• Complete the following:
**1.** In the forum thread on exporting status fields, which option does Ben Kochie usually recommend for things whose state changes matter?
**2.** Print the part of the forum thread on exporting status fields between "The good news" and "in the TSDB.", inclusive.
**3.** Carry on the forum thread on exporting status fields from its last line.

• Document passage:
========

Best way to export status

77 views
Skip to first unread message

Roman Baeriswyl

unread,
Jul 17, 2022, 12:26:24 AM7/17/22
to Prometheus Users
Hey all
I am working on a Dell iDRAC SNMP Exporter and I struggle with "Status" fields.
I think there are three main possibilities:

1. EnumAsStateSet
The downside here is that it can really clutter the output. For example the Dell Fans have 10 possible status, so each fan has 10 fields where only one is set to "1".

2. EnumAsInfo
The downside here is that have not so nice time history and it is probably harder to create alerts.

3. Use the numeric value
The downside here is that you need to do the enum lookup in the alert / dashboard.

What do you think is in general the best way for such status?

Thanks for your input.

Ben Kochie

unread,
Jul 17, 2022, 4:50:43 AM7/17/22
to Roman Baeriswyl, Prometheus Users
For things that have state changes you care about, I usually recommend EnumAsStateSet.

The good news is that Prometheus deals with compressing the boolean values very well. And since all fans have the same set of states, those values are deduplicated in the index.

So while it looks like a lot in the metric output, it stores well in the TSDB.

The question is, how many fans on how many servers are we talking about?

--
You received this message because you are subscribed to the Google Groups "Prometheus Users" group.
To unsubscribe from this group and stop receiving emails from it, send an email to prometheus-use...@googlegroups.com.

========

• Record set:
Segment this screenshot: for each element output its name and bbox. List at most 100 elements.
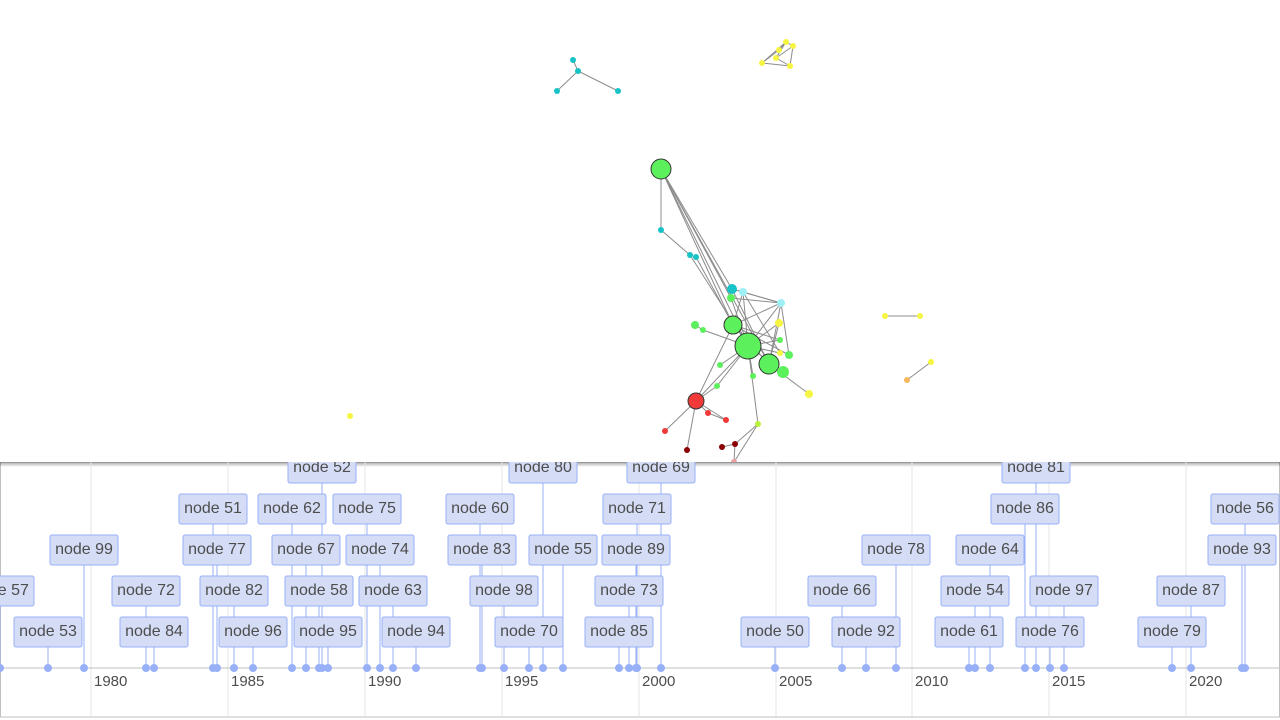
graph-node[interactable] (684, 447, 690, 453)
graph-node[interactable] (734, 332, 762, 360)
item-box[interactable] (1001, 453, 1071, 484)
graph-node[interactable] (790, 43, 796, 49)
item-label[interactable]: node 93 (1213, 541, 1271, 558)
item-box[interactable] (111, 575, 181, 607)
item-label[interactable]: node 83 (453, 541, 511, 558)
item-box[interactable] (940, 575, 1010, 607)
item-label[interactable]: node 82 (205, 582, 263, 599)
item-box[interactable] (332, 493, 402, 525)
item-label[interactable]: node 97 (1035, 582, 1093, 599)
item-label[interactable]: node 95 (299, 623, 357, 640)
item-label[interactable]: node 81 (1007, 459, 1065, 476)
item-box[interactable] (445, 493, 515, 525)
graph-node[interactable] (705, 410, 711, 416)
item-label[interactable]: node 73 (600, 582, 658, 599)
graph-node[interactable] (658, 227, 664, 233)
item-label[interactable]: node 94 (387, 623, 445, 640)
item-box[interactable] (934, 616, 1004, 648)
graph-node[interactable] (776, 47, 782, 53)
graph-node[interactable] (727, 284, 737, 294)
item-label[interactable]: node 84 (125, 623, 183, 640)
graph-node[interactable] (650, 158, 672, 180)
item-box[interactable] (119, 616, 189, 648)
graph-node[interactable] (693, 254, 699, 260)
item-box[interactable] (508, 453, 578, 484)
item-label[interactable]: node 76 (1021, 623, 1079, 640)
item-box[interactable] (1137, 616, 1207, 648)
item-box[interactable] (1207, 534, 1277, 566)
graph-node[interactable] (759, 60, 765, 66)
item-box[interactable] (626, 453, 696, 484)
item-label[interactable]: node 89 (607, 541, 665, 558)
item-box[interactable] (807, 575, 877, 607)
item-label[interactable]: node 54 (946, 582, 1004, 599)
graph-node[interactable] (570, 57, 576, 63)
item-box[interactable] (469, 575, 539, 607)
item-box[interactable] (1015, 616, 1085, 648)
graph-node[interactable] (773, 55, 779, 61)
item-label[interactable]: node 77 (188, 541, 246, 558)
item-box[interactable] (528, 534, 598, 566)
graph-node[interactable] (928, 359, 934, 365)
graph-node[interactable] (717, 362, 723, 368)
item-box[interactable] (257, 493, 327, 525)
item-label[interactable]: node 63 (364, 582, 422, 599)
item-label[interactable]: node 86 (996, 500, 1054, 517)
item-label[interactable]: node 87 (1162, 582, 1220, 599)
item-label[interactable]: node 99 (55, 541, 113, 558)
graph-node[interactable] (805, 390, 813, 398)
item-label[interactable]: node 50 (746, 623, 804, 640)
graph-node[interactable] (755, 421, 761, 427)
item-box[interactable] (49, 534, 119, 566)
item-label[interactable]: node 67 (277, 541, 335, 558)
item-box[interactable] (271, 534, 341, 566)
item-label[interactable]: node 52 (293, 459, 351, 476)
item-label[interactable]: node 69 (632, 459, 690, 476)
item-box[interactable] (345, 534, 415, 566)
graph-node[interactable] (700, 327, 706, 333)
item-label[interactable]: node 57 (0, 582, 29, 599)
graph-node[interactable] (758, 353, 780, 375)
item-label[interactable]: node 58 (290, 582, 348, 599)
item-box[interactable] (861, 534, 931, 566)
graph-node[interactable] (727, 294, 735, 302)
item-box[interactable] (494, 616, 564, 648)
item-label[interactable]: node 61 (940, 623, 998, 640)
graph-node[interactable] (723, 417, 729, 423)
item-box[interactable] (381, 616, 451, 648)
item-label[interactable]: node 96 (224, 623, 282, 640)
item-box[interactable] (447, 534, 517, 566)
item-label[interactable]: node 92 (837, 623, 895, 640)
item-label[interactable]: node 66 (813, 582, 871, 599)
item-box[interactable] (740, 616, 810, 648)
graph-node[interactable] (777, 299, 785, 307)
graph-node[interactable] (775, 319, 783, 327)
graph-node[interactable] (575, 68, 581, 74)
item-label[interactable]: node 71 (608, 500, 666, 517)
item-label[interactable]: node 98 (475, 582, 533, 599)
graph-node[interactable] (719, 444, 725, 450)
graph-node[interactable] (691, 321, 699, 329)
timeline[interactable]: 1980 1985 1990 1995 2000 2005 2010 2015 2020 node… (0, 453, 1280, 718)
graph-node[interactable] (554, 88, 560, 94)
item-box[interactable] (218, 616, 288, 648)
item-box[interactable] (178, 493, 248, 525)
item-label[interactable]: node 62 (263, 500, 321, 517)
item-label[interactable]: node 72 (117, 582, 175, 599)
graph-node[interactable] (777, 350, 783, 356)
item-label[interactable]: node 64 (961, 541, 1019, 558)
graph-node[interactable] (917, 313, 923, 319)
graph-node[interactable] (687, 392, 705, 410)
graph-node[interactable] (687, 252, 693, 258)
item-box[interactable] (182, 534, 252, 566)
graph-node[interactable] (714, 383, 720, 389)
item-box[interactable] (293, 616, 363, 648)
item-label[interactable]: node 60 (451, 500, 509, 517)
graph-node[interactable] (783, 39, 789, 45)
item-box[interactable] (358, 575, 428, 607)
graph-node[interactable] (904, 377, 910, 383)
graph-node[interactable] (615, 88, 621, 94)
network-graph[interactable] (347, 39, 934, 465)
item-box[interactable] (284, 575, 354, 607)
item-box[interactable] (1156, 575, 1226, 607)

========

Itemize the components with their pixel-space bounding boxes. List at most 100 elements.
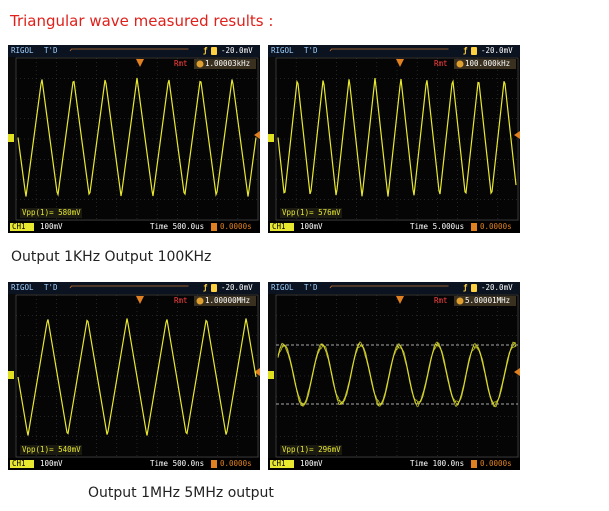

========

• Final results:
**1.** EnumAsStateSet.

**2.**
The good news is that Prometheus deals with compressing the boolean values very well. And since all fans have the same set of states, those values are deduplicated in the index.

So while it looks like a lot in the metric output, it stores well in the TSDB.

**3.**
To view this discussion on the web visit https://groups.google.com/d/msgid/prometheus-users/2b0defe0-0a8e-4ae5-be10-bc0efcadcd73n%40googlegroups.com.

Roman Baeriswyl

unread,
Jul 18, 2022, 4:50:00 PM7/18/22
to Prometheus Users
Thanks for the answer. Well, it is not only fans, there are dozens of other status fields as well (i'm doing an idrac snmp exporter). And that for technically dozens of servers. Should I try to stick with the StateSet or should I switch to just expose the numerical represenation?

Ben Kochie

unread,
Jul 18, 2022, 5:14:23 PM7/18/22
to Roman Baeriswyl, Prometheus Users
Let's do the math:

100 servers * 10 states * 20 sensors = 20,000 metrics

Worst case, say you have 5000 metrics each for 100 servers, that's still only 500,000 series. This will probably take about 4GiB of memory. It should still fit easily in an 8GiB memory instance.

A single Prometheus can handle millions of metrics if you capacity plan accordingly.


Roman Baeriswyl

unread,
Jul 18, 2022, 6:21:34 PM7/18/22
to Ben Kochie, Prometheus Users
True, the amount should not be an issue at all.
I wonder what is more convenient for the end user: having 10 states per sensor but with their state name as label, or just having one with the numerical value (which would allow > and < operations for alerts). I cannot decide between those two.

Regarding the other projects: I've looked thru many projects. The first one you mention need to actually run on the dell server itself, which I do not want. The second contains only a few metrics and uses the Redfish api (basically JSON, but I think a bit limited, especially for older systems). There are also a lot of others, mostly based on prometheus/snmp_exporter but they also lack a lot of metrics. In my first try, I created my own snmp_exporter generator (https://github.com/Roemer/idrac-snmp-exporter) even with a fully working automatic pipeline. But I find the generator way too restrictive.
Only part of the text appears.